▽

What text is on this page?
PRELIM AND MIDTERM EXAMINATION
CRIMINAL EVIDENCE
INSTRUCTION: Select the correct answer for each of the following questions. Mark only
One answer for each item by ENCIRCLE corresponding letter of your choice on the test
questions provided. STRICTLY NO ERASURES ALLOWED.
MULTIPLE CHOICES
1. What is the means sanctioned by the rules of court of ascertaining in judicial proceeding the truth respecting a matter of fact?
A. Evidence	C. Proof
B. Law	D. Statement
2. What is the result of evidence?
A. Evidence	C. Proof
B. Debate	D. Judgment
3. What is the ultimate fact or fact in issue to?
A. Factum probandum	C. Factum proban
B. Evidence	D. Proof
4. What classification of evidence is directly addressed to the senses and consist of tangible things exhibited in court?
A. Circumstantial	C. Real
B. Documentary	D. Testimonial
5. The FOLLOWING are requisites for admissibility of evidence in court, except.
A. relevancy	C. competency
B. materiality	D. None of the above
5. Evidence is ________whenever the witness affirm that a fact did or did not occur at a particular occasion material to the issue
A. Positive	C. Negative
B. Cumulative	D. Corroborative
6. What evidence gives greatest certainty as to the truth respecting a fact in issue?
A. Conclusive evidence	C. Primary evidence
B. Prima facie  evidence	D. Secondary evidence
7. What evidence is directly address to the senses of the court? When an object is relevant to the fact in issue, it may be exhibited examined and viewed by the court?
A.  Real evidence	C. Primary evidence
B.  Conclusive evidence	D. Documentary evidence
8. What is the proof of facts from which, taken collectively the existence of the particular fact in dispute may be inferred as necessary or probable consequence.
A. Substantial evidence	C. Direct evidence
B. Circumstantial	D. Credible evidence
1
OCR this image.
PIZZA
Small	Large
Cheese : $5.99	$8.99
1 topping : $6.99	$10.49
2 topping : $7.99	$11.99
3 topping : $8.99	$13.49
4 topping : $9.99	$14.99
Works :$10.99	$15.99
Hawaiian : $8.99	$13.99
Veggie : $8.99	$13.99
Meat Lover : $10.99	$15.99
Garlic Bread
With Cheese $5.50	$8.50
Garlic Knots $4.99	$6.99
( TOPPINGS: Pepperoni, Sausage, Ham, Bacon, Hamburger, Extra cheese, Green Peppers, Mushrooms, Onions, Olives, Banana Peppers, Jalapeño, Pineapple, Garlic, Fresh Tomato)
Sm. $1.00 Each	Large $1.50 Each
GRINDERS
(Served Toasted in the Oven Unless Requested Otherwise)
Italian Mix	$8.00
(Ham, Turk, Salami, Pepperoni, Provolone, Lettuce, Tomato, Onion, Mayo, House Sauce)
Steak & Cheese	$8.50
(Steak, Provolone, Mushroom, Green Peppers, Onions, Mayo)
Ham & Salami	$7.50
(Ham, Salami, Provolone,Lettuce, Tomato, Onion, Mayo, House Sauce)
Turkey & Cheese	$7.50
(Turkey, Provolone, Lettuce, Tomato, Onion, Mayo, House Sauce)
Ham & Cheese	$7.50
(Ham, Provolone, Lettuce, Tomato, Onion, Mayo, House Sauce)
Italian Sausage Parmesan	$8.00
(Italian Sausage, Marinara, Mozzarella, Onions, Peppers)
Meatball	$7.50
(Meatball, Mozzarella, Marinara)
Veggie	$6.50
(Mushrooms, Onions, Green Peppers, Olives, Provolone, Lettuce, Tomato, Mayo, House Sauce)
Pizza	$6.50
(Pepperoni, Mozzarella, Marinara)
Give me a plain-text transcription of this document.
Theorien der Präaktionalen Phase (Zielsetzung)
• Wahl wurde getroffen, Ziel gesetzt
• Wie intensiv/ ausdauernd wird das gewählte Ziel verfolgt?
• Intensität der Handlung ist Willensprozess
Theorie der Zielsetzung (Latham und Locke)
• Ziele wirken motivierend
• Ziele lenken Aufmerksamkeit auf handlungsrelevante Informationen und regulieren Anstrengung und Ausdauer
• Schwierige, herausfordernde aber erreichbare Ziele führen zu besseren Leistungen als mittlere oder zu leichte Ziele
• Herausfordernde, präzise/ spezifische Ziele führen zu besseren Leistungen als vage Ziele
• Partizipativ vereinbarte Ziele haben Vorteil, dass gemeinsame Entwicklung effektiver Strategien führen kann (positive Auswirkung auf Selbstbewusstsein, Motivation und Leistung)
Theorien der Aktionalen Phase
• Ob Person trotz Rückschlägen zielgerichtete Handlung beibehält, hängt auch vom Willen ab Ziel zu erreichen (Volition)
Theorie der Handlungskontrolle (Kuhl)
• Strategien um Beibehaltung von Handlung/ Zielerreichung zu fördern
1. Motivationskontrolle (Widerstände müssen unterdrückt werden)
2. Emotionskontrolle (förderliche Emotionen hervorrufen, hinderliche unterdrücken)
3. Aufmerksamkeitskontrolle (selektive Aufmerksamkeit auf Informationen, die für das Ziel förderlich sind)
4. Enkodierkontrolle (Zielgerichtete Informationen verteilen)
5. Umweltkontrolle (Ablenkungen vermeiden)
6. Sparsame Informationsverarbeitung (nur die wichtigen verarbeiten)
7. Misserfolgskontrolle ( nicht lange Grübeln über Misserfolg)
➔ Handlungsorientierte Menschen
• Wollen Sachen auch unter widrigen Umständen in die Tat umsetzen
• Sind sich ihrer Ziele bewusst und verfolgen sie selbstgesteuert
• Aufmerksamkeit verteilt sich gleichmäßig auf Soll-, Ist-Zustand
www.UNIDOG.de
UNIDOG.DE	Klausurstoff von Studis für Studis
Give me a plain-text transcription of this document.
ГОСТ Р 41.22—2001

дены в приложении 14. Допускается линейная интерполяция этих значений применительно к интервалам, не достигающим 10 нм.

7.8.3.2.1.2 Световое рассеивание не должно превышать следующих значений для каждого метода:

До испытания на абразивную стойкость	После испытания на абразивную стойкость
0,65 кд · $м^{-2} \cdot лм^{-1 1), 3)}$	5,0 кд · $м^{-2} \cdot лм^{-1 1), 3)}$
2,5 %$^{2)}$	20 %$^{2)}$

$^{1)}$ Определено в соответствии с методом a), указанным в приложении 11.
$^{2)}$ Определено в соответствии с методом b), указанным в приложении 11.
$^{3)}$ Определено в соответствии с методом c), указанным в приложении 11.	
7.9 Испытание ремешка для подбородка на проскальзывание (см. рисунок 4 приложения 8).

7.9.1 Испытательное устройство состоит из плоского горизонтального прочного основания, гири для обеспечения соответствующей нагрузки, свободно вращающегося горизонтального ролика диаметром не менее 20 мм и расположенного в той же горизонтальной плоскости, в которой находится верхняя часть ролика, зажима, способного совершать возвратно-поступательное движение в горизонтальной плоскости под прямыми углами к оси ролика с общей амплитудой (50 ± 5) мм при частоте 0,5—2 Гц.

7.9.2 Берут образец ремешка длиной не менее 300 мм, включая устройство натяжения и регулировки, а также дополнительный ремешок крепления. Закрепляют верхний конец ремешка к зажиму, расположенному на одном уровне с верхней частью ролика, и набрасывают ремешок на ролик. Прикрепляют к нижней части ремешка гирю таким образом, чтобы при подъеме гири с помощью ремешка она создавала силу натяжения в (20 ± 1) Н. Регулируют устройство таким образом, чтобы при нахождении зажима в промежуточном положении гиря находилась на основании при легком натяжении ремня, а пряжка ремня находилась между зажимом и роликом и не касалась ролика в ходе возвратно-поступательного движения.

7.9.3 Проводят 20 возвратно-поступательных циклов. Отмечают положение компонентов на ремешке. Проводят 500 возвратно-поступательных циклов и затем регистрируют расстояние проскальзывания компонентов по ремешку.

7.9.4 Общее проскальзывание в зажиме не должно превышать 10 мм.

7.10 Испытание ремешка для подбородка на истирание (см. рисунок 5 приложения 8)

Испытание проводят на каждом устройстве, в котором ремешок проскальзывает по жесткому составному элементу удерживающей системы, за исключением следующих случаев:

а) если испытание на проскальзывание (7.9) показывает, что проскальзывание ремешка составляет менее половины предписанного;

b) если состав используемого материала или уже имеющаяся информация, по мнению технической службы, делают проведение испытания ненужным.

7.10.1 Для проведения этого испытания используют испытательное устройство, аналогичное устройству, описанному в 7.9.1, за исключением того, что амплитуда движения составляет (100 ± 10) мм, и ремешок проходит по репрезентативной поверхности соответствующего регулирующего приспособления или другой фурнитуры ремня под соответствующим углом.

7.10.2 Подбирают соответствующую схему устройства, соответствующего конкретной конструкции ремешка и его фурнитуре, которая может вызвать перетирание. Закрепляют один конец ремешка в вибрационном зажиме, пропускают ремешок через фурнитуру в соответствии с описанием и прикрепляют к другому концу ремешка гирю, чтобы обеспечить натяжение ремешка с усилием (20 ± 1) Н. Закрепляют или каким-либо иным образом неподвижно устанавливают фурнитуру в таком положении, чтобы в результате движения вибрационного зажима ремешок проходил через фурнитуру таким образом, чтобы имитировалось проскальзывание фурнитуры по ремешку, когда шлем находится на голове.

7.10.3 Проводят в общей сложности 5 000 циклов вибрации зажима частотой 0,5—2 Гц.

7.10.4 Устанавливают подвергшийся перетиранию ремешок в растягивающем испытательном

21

△

__Objective__
Pull out all lines of the data with the string "particular".

__Result of this task__
5. Evidence is ________whenever the witness affirm that a fact did or did not occur at a particular occasion material to the issue
8. What is the proof of facts from which, taken collectively the existence of the particular fact in dispute may be inferred as necessary or probable consequence.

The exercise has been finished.